▶ [Material provided]
- - -

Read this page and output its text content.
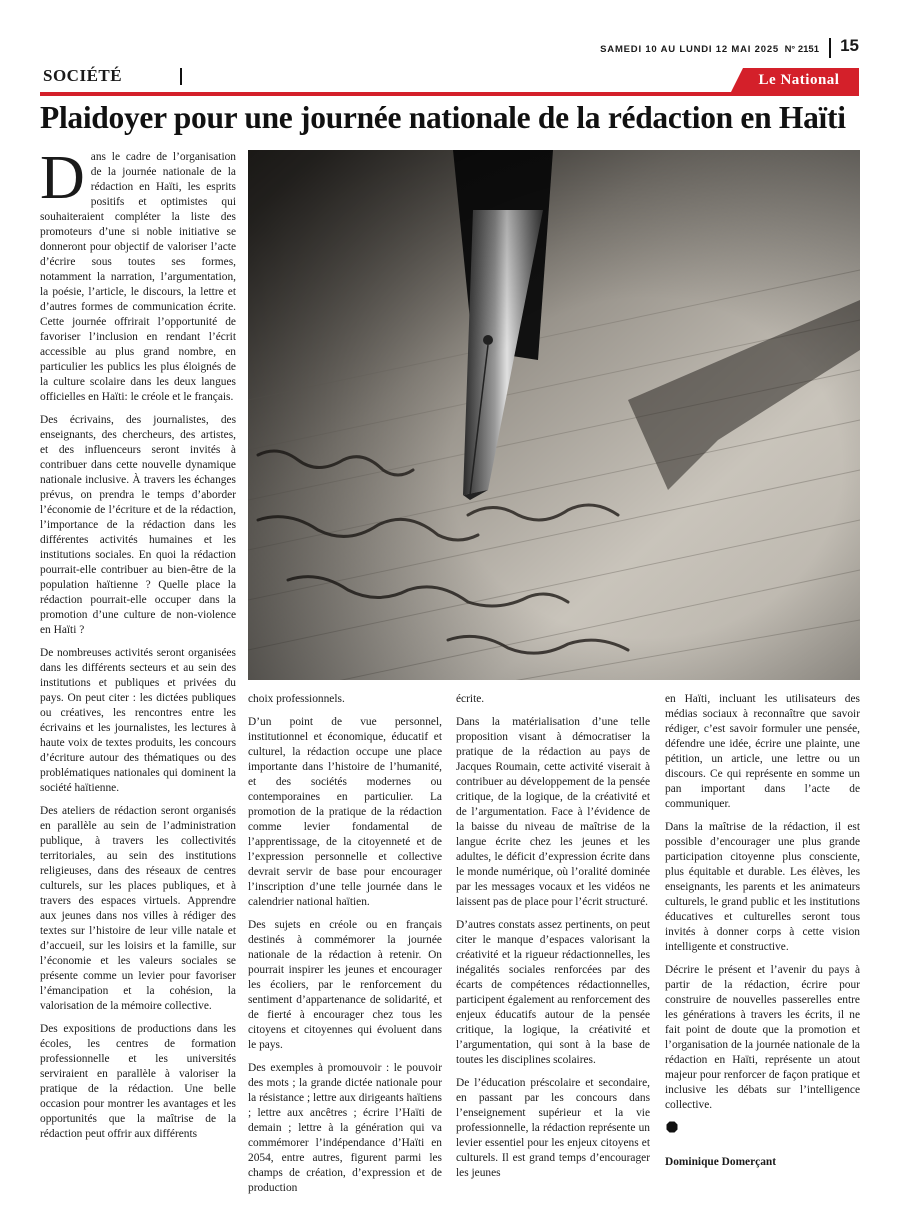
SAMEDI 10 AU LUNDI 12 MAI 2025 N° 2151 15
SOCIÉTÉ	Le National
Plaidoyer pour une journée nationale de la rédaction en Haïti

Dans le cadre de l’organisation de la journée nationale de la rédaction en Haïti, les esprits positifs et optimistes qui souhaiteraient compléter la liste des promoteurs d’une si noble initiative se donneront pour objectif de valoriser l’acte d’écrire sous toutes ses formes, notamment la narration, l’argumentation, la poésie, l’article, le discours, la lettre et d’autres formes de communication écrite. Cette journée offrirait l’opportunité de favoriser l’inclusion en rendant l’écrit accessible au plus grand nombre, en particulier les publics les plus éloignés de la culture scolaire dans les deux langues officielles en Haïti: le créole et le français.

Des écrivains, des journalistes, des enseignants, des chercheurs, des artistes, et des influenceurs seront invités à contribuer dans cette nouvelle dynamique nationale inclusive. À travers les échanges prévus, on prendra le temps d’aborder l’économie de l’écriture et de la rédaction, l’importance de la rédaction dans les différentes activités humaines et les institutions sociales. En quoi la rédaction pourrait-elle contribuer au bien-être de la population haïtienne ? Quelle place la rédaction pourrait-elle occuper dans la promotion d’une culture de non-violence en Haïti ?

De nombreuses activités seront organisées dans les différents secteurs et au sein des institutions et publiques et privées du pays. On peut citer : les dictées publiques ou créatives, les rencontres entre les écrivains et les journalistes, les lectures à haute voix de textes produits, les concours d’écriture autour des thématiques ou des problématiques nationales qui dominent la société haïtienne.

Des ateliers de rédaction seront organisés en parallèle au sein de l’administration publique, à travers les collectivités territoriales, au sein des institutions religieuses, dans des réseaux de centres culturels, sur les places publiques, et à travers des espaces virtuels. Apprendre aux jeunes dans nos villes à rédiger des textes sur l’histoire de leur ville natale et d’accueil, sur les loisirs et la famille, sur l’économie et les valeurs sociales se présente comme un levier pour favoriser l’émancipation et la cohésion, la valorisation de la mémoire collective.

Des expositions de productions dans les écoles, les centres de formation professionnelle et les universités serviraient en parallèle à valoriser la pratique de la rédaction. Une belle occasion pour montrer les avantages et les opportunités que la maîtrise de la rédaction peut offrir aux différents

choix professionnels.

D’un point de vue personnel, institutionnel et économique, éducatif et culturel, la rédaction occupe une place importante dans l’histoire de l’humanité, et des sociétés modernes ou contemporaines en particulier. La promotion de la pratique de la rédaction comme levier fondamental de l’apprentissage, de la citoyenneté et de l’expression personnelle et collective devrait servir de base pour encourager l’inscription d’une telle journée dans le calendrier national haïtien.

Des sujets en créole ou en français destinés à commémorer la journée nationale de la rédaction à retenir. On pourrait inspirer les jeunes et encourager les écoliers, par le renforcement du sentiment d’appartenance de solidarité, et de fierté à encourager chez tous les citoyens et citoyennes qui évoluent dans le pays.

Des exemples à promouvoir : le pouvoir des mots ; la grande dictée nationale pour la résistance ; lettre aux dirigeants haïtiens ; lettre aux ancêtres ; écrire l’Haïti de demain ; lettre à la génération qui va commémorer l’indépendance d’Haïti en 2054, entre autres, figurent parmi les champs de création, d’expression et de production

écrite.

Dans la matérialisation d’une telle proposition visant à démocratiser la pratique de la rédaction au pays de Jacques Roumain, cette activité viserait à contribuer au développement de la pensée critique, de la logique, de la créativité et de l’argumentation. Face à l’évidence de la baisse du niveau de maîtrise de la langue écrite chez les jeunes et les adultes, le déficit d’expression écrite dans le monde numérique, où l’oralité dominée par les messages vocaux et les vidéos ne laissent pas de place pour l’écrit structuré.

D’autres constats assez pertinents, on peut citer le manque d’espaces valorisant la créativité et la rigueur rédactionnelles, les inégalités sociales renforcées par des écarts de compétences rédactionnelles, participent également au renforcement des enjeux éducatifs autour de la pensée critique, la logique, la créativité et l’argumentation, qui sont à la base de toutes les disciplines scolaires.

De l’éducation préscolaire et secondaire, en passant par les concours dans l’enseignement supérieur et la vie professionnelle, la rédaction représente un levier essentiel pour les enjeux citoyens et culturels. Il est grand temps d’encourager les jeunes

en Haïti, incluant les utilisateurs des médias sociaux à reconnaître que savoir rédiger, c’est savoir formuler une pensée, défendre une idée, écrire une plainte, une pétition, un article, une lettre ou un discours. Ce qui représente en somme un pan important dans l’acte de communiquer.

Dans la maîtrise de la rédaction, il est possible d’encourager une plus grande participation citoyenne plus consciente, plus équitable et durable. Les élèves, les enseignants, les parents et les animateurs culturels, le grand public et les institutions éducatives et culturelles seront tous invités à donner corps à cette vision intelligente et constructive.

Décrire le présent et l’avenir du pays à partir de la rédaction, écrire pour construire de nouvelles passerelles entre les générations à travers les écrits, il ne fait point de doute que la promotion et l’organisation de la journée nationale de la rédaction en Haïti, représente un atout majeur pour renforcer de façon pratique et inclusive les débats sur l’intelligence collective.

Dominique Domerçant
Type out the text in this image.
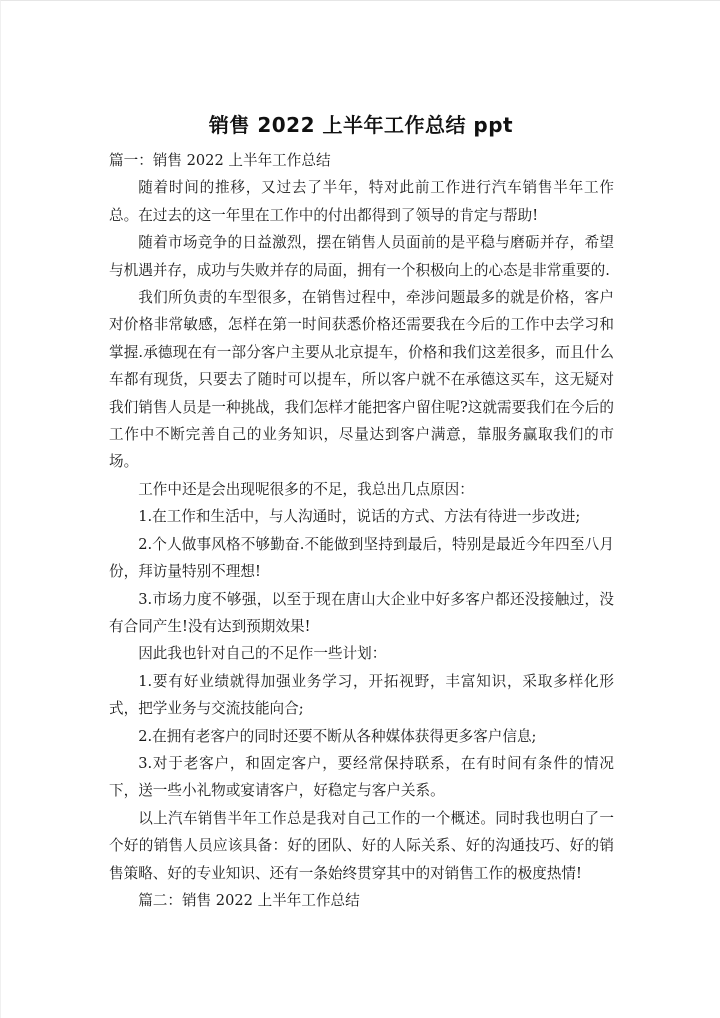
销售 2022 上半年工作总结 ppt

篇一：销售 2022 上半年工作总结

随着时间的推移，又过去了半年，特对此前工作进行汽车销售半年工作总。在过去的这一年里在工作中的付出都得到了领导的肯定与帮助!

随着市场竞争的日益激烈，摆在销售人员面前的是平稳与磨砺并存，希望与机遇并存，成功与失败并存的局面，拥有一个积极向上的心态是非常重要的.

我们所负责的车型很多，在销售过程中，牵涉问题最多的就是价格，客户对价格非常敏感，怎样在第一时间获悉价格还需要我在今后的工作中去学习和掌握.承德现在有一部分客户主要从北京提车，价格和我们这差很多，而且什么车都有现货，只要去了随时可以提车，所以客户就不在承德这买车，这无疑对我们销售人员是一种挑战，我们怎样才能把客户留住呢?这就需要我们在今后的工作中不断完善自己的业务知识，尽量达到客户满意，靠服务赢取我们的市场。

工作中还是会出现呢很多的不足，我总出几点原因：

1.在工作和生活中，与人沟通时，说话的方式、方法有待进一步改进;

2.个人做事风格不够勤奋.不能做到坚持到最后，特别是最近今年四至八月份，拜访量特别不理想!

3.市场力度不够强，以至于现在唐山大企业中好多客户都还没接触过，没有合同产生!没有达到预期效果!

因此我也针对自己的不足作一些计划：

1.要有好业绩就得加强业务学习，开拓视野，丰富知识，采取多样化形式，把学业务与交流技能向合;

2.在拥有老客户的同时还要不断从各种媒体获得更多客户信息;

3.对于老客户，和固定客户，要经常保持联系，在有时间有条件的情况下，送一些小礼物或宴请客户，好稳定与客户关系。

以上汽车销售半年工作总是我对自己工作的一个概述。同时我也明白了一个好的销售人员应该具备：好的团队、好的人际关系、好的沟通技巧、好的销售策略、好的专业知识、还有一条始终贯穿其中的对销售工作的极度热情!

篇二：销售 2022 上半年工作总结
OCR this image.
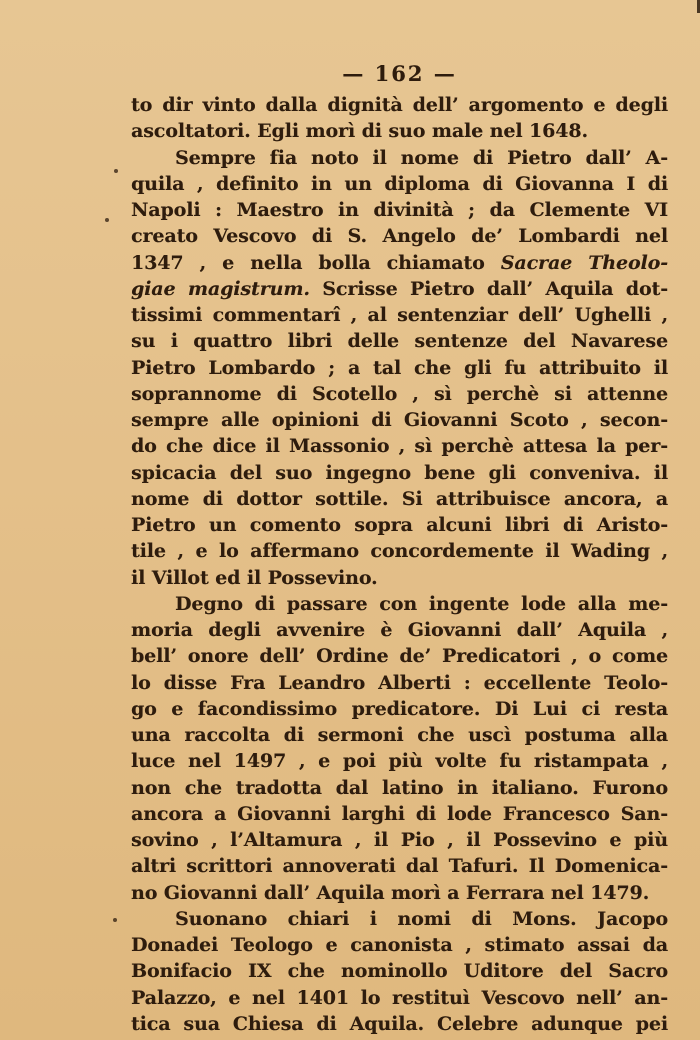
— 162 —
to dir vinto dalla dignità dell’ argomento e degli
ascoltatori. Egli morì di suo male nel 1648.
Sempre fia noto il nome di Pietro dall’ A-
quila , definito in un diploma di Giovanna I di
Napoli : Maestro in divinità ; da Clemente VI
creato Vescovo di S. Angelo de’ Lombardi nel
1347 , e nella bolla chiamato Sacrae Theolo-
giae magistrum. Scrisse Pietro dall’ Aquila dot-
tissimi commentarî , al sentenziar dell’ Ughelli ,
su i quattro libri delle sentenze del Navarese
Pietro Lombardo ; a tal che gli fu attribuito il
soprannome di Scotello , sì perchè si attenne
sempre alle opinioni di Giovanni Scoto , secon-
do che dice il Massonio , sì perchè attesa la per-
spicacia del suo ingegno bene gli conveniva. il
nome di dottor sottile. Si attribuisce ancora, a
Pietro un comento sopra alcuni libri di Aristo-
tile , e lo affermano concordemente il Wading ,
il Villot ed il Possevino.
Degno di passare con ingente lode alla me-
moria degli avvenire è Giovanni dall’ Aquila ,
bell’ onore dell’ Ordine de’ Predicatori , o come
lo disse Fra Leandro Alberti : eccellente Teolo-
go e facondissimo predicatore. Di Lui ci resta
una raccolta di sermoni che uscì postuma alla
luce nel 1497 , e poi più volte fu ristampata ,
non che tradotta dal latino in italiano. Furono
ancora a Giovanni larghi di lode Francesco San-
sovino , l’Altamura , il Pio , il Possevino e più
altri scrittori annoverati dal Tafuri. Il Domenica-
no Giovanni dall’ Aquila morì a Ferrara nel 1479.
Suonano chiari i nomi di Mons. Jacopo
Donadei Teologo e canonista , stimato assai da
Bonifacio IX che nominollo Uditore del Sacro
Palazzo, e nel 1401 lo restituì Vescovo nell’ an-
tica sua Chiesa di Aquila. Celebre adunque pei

- - -

▶ [Short exercise] Among the entries above, how many lines include the word "journalistes"? Give the number with no comment.

▶ [Answer to the task] 2